▶ [GIVEN INSTRUCTION] Copy exactly the lines of the records below, starting at the line that contains "Decode this image" and continuing through the last line, both included; omit any pictures.

* * * * * * * * *

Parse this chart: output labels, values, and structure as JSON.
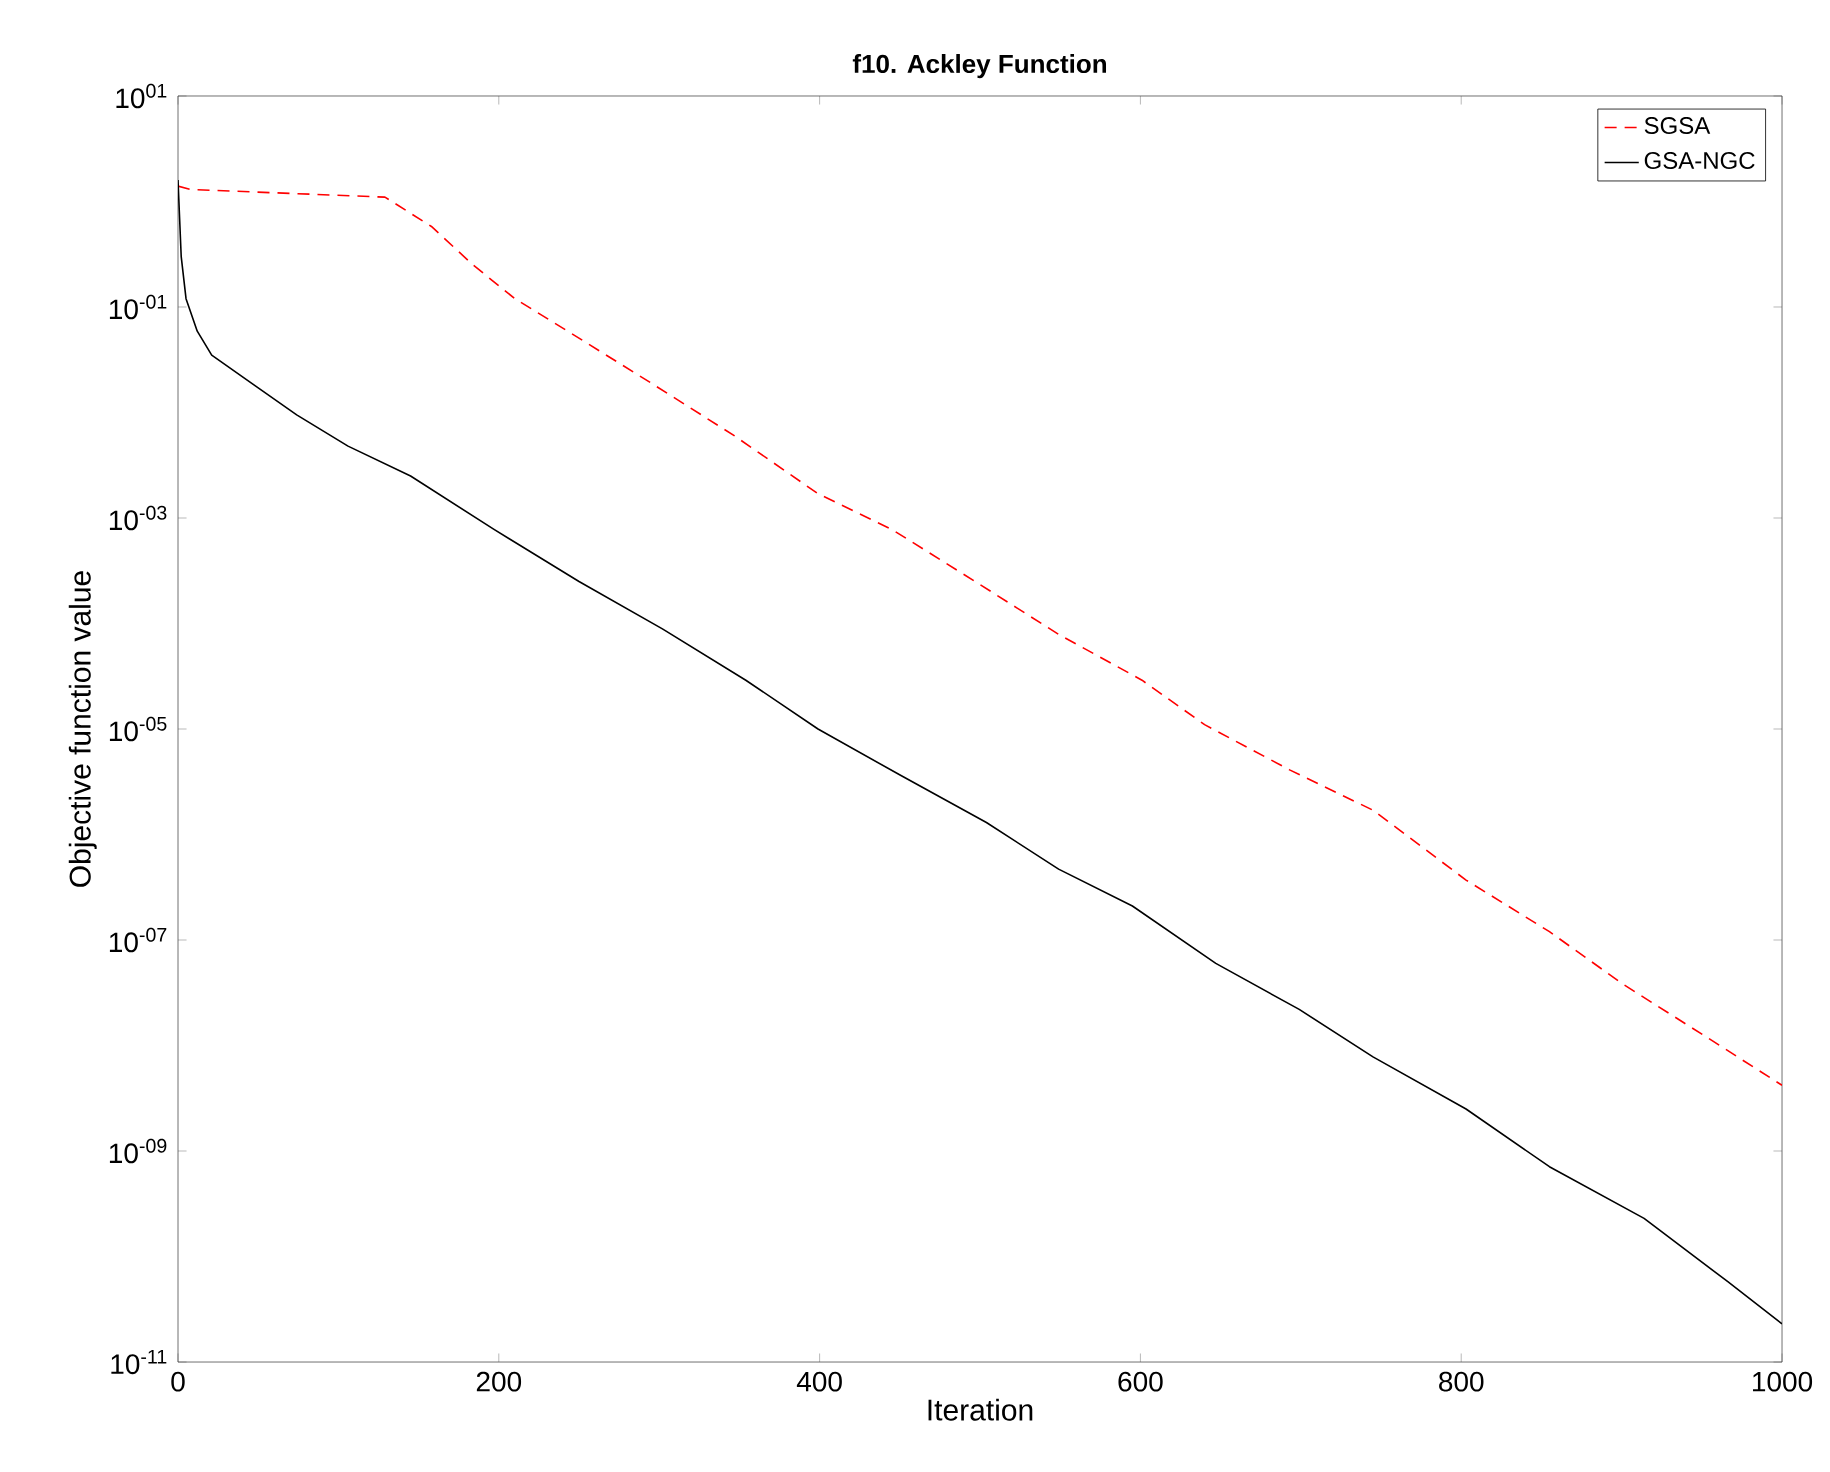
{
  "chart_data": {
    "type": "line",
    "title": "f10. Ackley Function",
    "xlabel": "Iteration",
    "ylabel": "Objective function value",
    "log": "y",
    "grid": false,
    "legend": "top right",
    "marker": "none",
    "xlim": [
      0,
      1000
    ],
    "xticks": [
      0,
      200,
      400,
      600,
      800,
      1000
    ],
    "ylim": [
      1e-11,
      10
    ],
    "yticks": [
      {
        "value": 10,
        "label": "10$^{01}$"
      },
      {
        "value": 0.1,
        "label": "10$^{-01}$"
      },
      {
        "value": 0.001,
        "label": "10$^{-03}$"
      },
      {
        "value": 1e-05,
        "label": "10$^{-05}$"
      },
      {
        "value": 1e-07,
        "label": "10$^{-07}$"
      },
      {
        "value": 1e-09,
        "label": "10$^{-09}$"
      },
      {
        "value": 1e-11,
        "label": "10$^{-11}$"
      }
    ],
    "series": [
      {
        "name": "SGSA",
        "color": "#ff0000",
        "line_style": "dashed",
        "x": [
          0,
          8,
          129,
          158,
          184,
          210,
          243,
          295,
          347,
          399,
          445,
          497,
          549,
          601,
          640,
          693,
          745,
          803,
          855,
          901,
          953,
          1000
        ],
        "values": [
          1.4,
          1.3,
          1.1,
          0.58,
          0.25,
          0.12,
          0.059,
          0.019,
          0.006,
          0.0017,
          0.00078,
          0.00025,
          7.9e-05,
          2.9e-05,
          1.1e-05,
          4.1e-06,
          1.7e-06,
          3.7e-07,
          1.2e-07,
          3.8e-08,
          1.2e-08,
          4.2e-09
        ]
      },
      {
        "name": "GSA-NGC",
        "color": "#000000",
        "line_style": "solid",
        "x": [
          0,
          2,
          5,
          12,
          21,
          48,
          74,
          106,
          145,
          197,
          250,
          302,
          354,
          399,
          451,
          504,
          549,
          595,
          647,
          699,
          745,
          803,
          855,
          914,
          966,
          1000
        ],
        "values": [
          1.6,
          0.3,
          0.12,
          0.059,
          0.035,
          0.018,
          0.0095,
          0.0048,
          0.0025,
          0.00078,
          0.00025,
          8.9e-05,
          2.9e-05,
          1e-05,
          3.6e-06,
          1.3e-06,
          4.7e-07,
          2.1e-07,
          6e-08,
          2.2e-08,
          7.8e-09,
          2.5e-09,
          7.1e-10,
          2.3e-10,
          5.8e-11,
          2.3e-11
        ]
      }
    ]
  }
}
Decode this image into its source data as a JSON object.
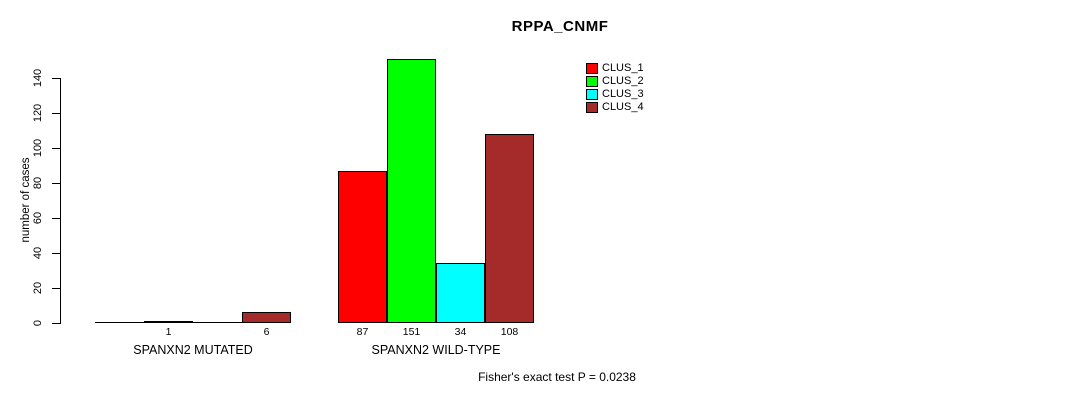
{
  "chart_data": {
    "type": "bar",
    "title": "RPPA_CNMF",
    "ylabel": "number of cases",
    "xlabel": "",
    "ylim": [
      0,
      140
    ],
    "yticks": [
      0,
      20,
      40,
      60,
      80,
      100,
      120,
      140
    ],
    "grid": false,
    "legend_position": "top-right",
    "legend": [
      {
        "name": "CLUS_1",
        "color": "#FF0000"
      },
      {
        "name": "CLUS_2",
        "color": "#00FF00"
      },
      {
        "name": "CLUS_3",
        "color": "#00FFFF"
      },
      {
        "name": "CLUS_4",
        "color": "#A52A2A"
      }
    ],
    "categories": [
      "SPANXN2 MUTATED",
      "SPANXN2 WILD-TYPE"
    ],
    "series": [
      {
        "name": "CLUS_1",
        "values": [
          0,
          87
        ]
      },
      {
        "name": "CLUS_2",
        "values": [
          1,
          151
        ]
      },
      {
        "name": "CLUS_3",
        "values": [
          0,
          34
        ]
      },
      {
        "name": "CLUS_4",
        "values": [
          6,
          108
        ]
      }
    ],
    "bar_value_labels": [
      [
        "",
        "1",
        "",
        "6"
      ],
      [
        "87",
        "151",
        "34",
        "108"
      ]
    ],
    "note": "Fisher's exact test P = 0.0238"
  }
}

* * * * * * * * *

▶ [ANSWER BELOW]
Decode this image into its source data as a JSON object.
{
  "chart_data": {
    "type": "bar",
    "title": "RPPA_CNMF",
    "ylabel": "number of cases",
    "xlabel": "",
    "ylim": [
      0,
      140
    ],
    "yticks": [
      0,
      20,
      40,
      60,
      80,
      100,
      120,
      140
    ],
    "grid": false,
    "legend_position": "top-right",
    "legend": [
      {
        "name": "CLUS_1",
        "color": "#FF0000"
      },
      {
        "name": "CLUS_2",
        "color": "#00FF00"
      },
      {
        "name": "CLUS_3",
        "color": "#00FFFF"
      },
      {
        "name": "CLUS_4",
        "color": "#A52A2A"
      }
    ],
    "categories": [
      "SPANXN2 MUTATED",
      "SPANXN2 WILD-TYPE"
    ],
    "series": [
      {
        "name": "CLUS_1",
        "values": [
          0,
          87
        ]
      },
      {
        "name": "CLUS_2",
        "values": [
          1,
          151
        ]
      },
      {
        "name": "CLUS_3",
        "values": [
          0,
          34
        ]
      },
      {
        "name": "CLUS_4",
        "values": [
          6,
          108
        ]
      }
    ],
    "bar_value_labels": [
      [
        "",
        "1",
        "",
        "6"
      ],
      [
        "87",
        "151",
        "34",
        "108"
      ]
    ],
    "note": "Fisher's exact test P = 0.0238"
  }
}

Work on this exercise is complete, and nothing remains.